[Start]
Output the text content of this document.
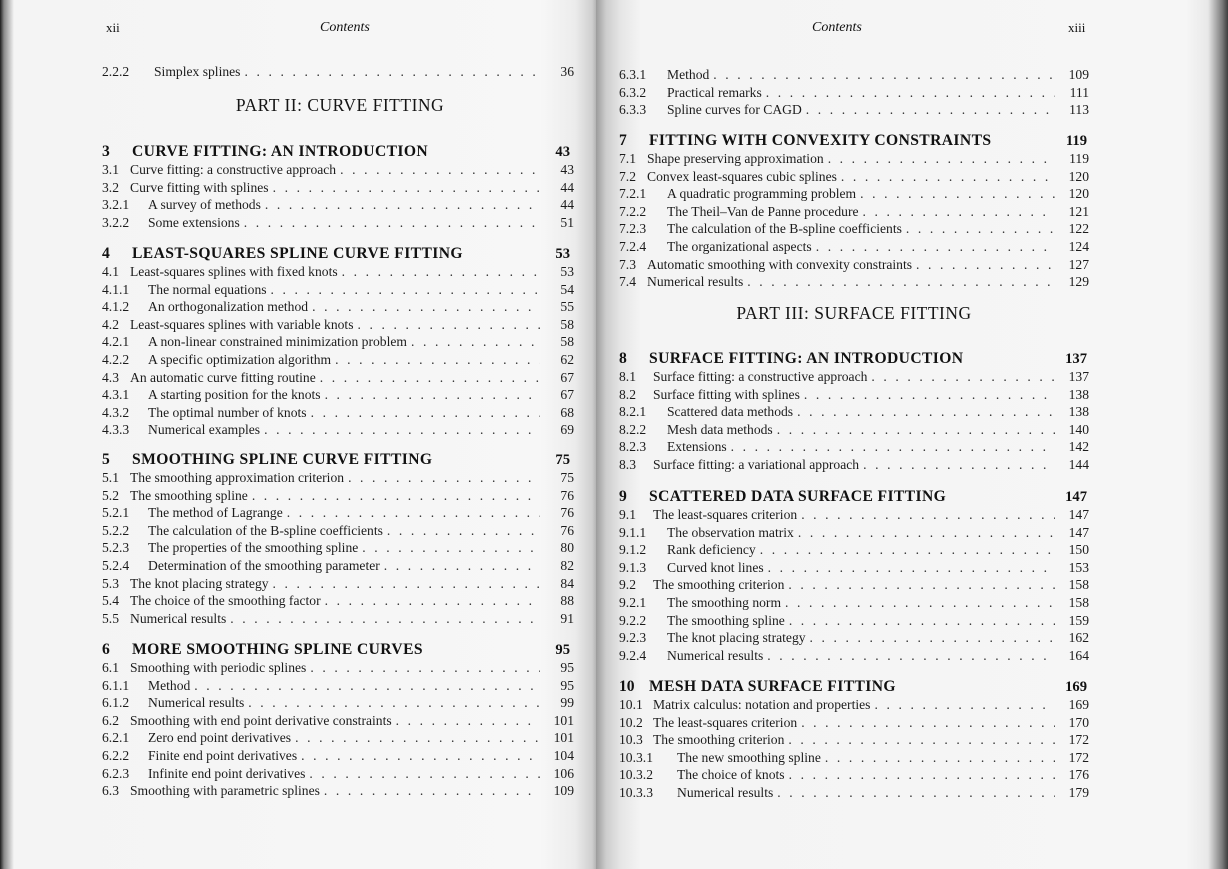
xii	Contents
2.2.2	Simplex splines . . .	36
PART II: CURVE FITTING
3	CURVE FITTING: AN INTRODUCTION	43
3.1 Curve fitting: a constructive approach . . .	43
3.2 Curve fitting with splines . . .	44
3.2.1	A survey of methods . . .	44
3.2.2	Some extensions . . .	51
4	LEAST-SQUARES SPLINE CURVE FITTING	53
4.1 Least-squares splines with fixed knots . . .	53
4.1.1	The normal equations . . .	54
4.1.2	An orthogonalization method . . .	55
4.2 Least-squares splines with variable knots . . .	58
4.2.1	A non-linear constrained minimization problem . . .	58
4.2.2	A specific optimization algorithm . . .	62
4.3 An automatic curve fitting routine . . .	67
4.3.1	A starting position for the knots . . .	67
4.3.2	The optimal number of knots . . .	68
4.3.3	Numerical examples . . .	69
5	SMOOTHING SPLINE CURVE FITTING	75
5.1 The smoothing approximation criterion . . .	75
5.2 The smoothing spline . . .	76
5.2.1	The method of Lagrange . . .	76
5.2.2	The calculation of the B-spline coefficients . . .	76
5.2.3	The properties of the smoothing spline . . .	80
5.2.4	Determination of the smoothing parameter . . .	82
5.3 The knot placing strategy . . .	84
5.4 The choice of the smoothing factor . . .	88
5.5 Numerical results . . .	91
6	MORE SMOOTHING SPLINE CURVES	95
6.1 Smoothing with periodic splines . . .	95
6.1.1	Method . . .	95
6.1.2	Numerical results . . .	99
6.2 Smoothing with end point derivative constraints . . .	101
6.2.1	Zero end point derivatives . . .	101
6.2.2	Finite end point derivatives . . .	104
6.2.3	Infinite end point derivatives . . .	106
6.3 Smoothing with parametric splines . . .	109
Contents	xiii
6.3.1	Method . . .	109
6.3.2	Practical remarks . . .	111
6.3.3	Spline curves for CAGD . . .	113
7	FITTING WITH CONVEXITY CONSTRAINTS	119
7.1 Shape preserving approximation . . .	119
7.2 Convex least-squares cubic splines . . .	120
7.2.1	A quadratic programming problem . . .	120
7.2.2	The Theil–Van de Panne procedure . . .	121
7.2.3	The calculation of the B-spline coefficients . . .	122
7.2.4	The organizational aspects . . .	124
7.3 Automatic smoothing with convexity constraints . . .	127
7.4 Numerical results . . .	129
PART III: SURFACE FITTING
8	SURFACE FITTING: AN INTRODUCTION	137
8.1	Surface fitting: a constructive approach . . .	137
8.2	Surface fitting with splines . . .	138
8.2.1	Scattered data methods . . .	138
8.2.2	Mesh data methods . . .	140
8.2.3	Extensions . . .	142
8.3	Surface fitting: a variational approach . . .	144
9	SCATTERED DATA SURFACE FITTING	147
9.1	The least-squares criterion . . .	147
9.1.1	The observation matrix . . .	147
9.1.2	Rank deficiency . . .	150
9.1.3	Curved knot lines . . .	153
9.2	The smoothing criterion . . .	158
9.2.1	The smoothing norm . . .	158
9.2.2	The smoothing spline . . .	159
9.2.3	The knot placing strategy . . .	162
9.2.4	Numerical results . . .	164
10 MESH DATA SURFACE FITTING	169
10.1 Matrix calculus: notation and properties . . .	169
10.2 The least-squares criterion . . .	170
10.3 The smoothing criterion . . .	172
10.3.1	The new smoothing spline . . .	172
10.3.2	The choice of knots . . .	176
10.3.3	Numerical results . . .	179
[End]
■ THE TASK ■
Leaving out the pictures, repeat the data above exactly.

■ RESULT ■
Output the text content of this document.
xii	Contents
2.2.2	Simplex splines . . .	36
PART II: CURVE FITTING
3	CURVE FITTING: AN INTRODUCTION	43
3.1 Curve fitting: a constructive approach . . .	43
3.2 Curve fitting with splines . . .	44
3.2.1	A survey of methods . . .	44
3.2.2	Some extensions . . .	51
4	LEAST-SQUARES SPLINE CURVE FITTING	53
4.1 Least-squares splines with fixed knots . . .	53
4.1.1	The normal equations . . .	54
4.1.2	An orthogonalization method . . .	55
4.2 Least-squares splines with variable knots . . .	58
4.2.1	A non-linear constrained minimization problem . . .	58
4.2.2	A specific optimization algorithm . . .	62
4.3 An automatic curve fitting routine . . .	67
4.3.1	A starting position for the knots . . .	67
4.3.2	The optimal number of knots . . .	68
4.3.3	Numerical examples . . .	69
5	SMOOTHING SPLINE CURVE FITTING	75
5.1 The smoothing approximation criterion . . .	75
5.2 The smoothing spline . . .	76
5.2.1	The method of Lagrange . . .	76
5.2.2	The calculation of the B-spline coefficients . . .	76
5.2.3	The properties of the smoothing spline . . .	80
5.2.4	Determination of the smoothing parameter . . .	82
5.3 The knot placing strategy . . .	84
5.4 The choice of the smoothing factor . . .	88
5.5 Numerical results . . .	91
6	MORE SMOOTHING SPLINE CURVES	95
6.1 Smoothing with periodic splines . . .	95
6.1.1	Method . . .	95
6.1.2	Numerical results . . .	99
6.2 Smoothing with end point derivative constraints . . .	101
6.2.1	Zero end point derivatives . . .	101
6.2.2	Finite end point derivatives . . .	104
6.2.3	Infinite end point derivatives . . .	106
6.3 Smoothing with parametric splines . . .	109
Contents	xiii
6.3.1	Method . . .	109
6.3.2	Practical remarks . . .	111
6.3.3	Spline curves for CAGD . . .	113
7	FITTING WITH CONVEXITY CONSTRAINTS	119
7.1 Shape preserving approximation . . .	119
7.2 Convex least-squares cubic splines . . .	120
7.2.1	A quadratic programming problem . . .	120
7.2.2	The Theil–Van de Panne procedure . . .	121
7.2.3	The calculation of the B-spline coefficients . . .	122
7.2.4	The organizational aspects . . .	124
7.3 Automatic smoothing with convexity constraints . . .	127
7.4 Numerical results . . .	129
PART III: SURFACE FITTING
8	SURFACE FITTING: AN INTRODUCTION	137
8.1	Surface fitting: a constructive approach . . .	137
8.2	Surface fitting with splines . . .	138
8.2.1	Scattered data methods . . .	138
8.2.2	Mesh data methods . . .	140
8.2.3	Extensions . . .	142
8.3	Surface fitting: a variational approach . . .	144
9	SCATTERED DATA SURFACE FITTING	147
9.1	The least-squares criterion . . .	147
9.1.1	The observation matrix . . .	147
9.1.2	Rank deficiency . . .	150
9.1.3	Curved knot lines . . .	153
9.2	The smoothing criterion . . .	158
9.2.1	The smoothing norm . . .	158
9.2.2	The smoothing spline . . .	159
9.2.3	The knot placing strategy . . .	162
9.2.4	Numerical results . . .	164
10 MESH DATA SURFACE FITTING	169
10.1 Matrix calculus: notation and properties . . .	169
10.2 The least-squares criterion . . .	170
10.3 The smoothing criterion . . .	172
10.3.1	The new smoothing spline . . .	172
10.3.2	The choice of knots . . .	176
10.3.3	Numerical results . . .	179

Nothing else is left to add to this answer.